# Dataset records
|---|

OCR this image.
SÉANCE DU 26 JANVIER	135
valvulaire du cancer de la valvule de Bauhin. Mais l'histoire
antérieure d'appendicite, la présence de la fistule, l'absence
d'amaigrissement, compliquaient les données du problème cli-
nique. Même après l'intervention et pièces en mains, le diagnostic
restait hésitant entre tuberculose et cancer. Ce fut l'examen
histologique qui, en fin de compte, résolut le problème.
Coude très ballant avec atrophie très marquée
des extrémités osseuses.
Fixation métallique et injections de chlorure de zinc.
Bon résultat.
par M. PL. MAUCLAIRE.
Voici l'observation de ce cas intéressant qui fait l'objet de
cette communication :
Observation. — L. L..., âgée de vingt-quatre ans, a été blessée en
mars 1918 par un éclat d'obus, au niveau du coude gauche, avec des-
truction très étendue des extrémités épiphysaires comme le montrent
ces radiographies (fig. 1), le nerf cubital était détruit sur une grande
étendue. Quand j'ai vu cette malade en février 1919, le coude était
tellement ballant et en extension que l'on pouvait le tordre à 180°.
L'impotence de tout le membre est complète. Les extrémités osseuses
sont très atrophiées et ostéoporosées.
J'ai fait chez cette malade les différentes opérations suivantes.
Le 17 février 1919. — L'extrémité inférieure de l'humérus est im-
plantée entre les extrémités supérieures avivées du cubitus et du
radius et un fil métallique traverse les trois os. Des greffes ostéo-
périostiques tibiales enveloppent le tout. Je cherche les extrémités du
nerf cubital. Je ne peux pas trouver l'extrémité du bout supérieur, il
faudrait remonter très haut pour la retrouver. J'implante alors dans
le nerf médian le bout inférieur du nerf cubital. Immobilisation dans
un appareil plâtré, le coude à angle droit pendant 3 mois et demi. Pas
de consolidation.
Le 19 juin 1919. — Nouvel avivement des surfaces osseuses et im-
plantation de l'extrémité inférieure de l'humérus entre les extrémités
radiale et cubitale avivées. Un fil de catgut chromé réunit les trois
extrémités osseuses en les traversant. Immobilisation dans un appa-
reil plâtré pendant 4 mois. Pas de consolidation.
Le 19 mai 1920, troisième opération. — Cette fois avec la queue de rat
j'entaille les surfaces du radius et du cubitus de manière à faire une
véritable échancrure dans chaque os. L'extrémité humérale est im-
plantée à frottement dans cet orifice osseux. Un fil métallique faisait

|---|

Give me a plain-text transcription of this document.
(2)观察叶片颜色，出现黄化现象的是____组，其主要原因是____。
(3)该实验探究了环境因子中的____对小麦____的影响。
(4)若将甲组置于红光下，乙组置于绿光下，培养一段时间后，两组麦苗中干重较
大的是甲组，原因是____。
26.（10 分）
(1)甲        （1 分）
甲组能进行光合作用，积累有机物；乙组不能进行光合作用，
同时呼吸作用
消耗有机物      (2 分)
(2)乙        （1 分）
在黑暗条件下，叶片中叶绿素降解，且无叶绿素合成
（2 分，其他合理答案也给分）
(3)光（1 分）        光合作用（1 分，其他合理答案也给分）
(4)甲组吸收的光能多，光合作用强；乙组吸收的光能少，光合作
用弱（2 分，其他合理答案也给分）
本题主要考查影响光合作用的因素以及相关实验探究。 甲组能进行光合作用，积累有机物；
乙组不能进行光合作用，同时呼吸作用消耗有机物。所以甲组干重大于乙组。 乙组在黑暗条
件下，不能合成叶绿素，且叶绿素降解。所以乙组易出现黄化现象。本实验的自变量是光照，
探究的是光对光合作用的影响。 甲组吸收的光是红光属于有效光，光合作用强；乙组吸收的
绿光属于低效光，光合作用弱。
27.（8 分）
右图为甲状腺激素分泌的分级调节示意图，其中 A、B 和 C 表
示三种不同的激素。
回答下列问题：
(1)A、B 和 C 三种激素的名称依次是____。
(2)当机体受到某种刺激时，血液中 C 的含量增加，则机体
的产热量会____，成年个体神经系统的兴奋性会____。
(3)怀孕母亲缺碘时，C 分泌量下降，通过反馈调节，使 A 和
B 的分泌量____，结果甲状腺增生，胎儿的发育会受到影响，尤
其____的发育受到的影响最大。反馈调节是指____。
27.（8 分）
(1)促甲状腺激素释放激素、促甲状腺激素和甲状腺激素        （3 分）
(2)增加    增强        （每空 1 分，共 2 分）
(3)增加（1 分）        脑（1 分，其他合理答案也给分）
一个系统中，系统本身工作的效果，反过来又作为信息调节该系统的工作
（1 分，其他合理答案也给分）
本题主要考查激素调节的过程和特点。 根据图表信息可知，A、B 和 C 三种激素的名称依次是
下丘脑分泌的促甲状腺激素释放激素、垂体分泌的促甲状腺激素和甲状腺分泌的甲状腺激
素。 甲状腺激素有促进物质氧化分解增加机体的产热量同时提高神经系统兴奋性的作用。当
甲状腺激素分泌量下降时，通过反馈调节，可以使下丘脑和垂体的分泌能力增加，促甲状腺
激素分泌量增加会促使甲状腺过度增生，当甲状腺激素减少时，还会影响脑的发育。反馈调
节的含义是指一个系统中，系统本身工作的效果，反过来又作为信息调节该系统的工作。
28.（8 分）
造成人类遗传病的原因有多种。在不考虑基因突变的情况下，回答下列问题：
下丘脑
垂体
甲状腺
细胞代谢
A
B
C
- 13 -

|---|

Select all lines with the word "反过来又作为信息调节该系统的工作" from the entries above.

一个系统中，系统本身工作的效果，反过来又作为信息调节该系统的工作
节的含义是指一个系统中，系统本身工作的效果，反过来又作为信息调节该系统的工作。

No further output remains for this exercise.